(Dataset entries)
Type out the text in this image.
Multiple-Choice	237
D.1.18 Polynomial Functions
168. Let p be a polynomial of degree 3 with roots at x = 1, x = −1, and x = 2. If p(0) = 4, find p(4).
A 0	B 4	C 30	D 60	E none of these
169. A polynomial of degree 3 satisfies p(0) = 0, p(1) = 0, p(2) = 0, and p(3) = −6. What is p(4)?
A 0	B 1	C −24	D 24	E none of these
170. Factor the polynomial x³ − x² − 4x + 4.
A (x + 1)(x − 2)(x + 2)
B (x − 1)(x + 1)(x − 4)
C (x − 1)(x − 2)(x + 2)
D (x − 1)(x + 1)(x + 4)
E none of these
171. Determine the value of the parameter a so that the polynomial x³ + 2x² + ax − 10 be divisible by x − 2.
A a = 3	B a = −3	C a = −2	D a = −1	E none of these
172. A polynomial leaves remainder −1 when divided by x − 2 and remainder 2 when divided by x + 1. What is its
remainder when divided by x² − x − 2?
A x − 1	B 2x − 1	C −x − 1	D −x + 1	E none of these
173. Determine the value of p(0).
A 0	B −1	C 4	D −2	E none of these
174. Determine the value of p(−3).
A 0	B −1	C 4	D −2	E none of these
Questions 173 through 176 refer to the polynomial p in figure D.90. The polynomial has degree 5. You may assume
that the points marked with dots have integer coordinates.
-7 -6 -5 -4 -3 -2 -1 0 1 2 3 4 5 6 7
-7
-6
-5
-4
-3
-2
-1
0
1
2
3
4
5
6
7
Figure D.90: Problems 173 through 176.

◆ EXERCISE GOAL
Your task is to transcribe the material exactly.

◆ FINAL RESULT
Type out the text in this image.
Multiple-Choice	237
D.1.18 Polynomial Functions
168. Let p be a polynomial of degree 3 with roots at x = 1, x = −1, and x = 2. If p(0) = 4, find p(4).
A 0	B 4	C 30	D 60	E none of these
169. A polynomial of degree 3 satisfies p(0) = 0, p(1) = 0, p(2) = 0, and p(3) = −6. What is p(4)?
A 0	B 1	C −24	D 24	E none of these
170. Factor the polynomial x³ − x² − 4x + 4.
A (x + 1)(x − 2)(x + 2)
B (x − 1)(x + 1)(x − 4)
C (x − 1)(x − 2)(x + 2)
D (x − 1)(x + 1)(x + 4)
E none of these
171. Determine the value of the parameter a so that the polynomial x³ + 2x² + ax − 10 be divisible by x − 2.
A a = 3	B a = −3	C a = −2	D a = −1	E none of these
172. A polynomial leaves remainder −1 when divided by x − 2 and remainder 2 when divided by x + 1. What is its
remainder when divided by x² − x − 2?
A x − 1	B 2x − 1	C −x − 1	D −x + 1	E none of these
173. Determine the value of p(0).
A 0	B −1	C 4	D −2	E none of these
174. Determine the value of p(−3).
A 0	B −1	C 4	D −2	E none of these
Questions 173 through 176 refer to the polynomial p in figure D.90. The polynomial has degree 5. You may assume
that the points marked with dots have integer coordinates.
-7 -6 -5 -4 -3 -2 -1 0 1 2 3 4 5 6 7
-7
-6
-5
-4
-3
-2
-1
0
1
2
3
4
5
6
7
Figure D.90: Problems 173 through 176.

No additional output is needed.